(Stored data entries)
[START]

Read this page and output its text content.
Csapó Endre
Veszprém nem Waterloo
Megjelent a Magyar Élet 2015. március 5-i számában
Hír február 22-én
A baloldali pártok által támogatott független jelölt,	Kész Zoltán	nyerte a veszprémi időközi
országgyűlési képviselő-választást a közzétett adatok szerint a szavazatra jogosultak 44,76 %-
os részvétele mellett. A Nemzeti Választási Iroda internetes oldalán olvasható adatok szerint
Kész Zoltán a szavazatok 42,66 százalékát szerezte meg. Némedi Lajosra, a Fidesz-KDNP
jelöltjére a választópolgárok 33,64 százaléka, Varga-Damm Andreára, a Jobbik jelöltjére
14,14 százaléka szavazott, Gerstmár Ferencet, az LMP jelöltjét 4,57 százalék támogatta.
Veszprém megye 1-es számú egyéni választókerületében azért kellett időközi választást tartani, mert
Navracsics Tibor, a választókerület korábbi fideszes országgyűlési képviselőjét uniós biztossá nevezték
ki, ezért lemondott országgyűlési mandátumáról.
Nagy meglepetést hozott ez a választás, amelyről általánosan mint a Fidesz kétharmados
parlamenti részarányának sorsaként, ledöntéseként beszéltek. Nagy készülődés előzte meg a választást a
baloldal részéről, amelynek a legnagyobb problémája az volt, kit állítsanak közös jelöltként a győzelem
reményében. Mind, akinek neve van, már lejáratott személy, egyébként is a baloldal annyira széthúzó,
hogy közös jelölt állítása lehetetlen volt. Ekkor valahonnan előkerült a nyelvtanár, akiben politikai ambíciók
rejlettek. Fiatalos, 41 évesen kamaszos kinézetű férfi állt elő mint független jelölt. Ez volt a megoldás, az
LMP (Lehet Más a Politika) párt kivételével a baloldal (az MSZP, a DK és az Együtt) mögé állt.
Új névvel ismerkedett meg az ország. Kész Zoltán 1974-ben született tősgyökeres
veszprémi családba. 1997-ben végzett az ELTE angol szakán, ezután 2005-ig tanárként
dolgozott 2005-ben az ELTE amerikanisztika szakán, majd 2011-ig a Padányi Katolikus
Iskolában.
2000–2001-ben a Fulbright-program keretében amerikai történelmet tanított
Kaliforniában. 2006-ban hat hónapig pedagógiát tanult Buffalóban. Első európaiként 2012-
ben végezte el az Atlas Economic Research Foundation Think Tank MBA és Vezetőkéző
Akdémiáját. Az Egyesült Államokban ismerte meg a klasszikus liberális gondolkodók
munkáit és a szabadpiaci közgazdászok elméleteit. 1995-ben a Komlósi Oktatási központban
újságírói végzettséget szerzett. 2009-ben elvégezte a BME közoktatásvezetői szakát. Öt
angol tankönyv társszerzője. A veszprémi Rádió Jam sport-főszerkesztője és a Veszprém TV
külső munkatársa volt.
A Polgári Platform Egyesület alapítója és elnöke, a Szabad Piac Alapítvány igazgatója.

[END]

Collect every line with the string "szakán" from the records, and copy each.

veszprémi családba. 1997-ben végzett az ELTE angol szakán, ezután 2005-ig tanárként
dolgozott 2005-ben az ELTE amerikanisztika szakán, majd 2011-ig a Padányi Katolikus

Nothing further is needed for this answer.